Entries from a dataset
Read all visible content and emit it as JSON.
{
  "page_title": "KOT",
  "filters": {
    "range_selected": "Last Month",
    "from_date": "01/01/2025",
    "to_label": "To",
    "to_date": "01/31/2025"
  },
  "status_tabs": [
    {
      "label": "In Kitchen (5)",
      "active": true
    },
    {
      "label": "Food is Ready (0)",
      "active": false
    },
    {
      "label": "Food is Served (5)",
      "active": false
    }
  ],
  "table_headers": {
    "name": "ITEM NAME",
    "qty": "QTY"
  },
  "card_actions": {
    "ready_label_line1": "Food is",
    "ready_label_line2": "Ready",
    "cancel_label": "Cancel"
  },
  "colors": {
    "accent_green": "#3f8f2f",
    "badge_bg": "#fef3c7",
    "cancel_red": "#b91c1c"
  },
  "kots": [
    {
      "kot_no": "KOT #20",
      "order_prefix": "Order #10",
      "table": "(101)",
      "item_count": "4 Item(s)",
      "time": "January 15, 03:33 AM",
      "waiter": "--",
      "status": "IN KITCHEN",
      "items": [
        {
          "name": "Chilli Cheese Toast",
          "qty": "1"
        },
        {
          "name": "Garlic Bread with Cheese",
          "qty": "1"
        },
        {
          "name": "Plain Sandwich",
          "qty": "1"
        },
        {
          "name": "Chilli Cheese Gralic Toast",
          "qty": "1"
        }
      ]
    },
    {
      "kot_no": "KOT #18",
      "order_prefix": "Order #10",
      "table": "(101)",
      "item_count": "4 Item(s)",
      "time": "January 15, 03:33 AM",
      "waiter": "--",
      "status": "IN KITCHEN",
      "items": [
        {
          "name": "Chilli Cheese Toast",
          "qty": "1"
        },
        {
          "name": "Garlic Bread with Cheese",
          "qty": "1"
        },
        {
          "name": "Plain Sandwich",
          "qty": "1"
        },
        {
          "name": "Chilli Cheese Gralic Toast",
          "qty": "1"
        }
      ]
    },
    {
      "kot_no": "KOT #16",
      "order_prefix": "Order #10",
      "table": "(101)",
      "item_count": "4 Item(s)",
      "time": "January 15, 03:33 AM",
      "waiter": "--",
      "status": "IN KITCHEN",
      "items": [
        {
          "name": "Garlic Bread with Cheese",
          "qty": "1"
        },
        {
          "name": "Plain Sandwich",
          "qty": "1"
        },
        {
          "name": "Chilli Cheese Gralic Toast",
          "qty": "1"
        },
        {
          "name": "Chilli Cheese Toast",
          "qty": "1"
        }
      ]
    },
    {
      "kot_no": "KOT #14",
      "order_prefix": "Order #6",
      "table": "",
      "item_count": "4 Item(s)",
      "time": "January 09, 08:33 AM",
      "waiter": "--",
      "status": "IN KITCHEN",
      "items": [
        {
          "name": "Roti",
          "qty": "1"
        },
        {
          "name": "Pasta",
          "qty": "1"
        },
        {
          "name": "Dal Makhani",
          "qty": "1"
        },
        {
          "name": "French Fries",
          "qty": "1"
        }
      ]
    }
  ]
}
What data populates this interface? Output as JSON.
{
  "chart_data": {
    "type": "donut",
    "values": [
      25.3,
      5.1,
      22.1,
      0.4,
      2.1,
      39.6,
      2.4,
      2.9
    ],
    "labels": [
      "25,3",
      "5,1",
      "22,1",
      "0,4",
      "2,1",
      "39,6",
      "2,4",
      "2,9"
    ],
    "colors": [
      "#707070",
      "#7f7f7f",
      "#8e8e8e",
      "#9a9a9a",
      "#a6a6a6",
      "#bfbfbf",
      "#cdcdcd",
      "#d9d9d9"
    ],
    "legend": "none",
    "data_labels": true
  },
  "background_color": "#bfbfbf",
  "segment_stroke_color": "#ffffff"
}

TASK STATEMENT: Restate every record exactly, leaving nothing out.

SOLUTION TO THE EXERCISE:
Read all visible content and emit it as JSON.
{
  "page_title": "KOT",
  "filters": {
    "range_selected": "Last Month",
    "from_date": "01/01/2025",
    "to_label": "To",
    "to_date": "01/31/2025"
  },
  "status_tabs": [
    {
      "label": "In Kitchen (5)",
      "active": true
    },
    {
      "label": "Food is Ready (0)",
      "active": false
    },
    {
      "label": "Food is Served (5)",
      "active": false
    }
  ],
  "table_headers": {
    "name": "ITEM NAME",
    "qty": "QTY"
  },
  "card_actions": {
    "ready_label_line1": "Food is",
    "ready_label_line2": "Ready",
    "cancel_label": "Cancel"
  },
  "colors": {
    "accent_green": "#3f8f2f",
    "badge_bg": "#fef3c7",
    "cancel_red": "#b91c1c"
  },
  "kots": [
    {
      "kot_no": "KOT #20",
      "order_prefix": "Order #10",
      "table": "(101)",
      "item_count": "4 Item(s)",
      "time": "January 15, 03:33 AM",
      "waiter": "--",
      "status": "IN KITCHEN",
      "items": [
        {
          "name": "Chilli Cheese Toast",
          "qty": "1"
        },
        {
          "name": "Garlic Bread with Cheese",
          "qty": "1"
        },
        {
          "name": "Plain Sandwich",
          "qty": "1"
        },
        {
          "name": "Chilli Cheese Gralic Toast",
          "qty": "1"
        }
      ]
    },
    {
      "kot_no": "KOT #18",
      "order_prefix": "Order #10",
      "table": "(101)",
      "item_count": "4 Item(s)",
      "time": "January 15, 03:33 AM",
      "waiter": "--",
      "status": "IN KITCHEN",
      "items": [
        {
          "name": "Chilli Cheese Toast",
          "qty": "1"
        },
        {
          "name": "Garlic Bread with Cheese",
          "qty": "1"
        },
        {
          "name": "Plain Sandwich",
          "qty": "1"
        },
        {
          "name": "Chilli Cheese Gralic Toast",
          "qty": "1"
        }
      ]
    },
    {
      "kot_no": "KOT #16",
      "order_prefix": "Order #10",
      "table": "(101)",
      "item_count": "4 Item(s)",
      "time": "January 15, 03:33 AM",
      "waiter": "--",
      "status": "IN KITCHEN",
      "items": [
        {
          "name": "Garlic Bread with Cheese",
          "qty": "1"
        },
        {
          "name": "Plain Sandwich",
          "qty": "1"
        },
        {
          "name": "Chilli Cheese Gralic Toast",
          "qty": "1"
        },
        {
          "name": "Chilli Cheese Toast",
          "qty": "1"
        }
      ]
    },
    {
      "kot_no": "KOT #14",
      "order_prefix": "Order #6",
      "table": "",
      "item_count": "4 Item(s)",
      "time": "January 09, 08:33 AM",
      "waiter": "--",
      "status": "IN KITCHEN",
      "items": [
        {
          "name": "Roti",
          "qty": "1"
        },
        {
          "name": "Pasta",
          "qty": "1"
        },
        {
          "name": "Dal Makhani",
          "qty": "1"
        },
        {
          "name": "French Fries",
          "qty": "1"
        }
      ]
    }
  ]
}
What data populates this interface? Output as JSON.
{
  "chart_data": {
    "type": "donut",
    "values": [
      25.3,
      5.1,
      22.1,
      0.4,
      2.1,
      39.6,
      2.4,
      2.9
    ],
    "labels": [
      "25,3",
      "5,1",
      "22,1",
      "0,4",
      "2,1",
      "39,6",
      "2,4",
      "2,9"
    ],
    "colors": [
      "#707070",
      "#7f7f7f",
      "#8e8e8e",
      "#9a9a9a",
      "#a6a6a6",
      "#bfbfbf",
      "#cdcdcd",
      "#d9d9d9"
    ],
    "legend": "none",
    "data_labels": true
  },
  "background_color": "#bfbfbf",
  "segment_stroke_color": "#ffffff"
}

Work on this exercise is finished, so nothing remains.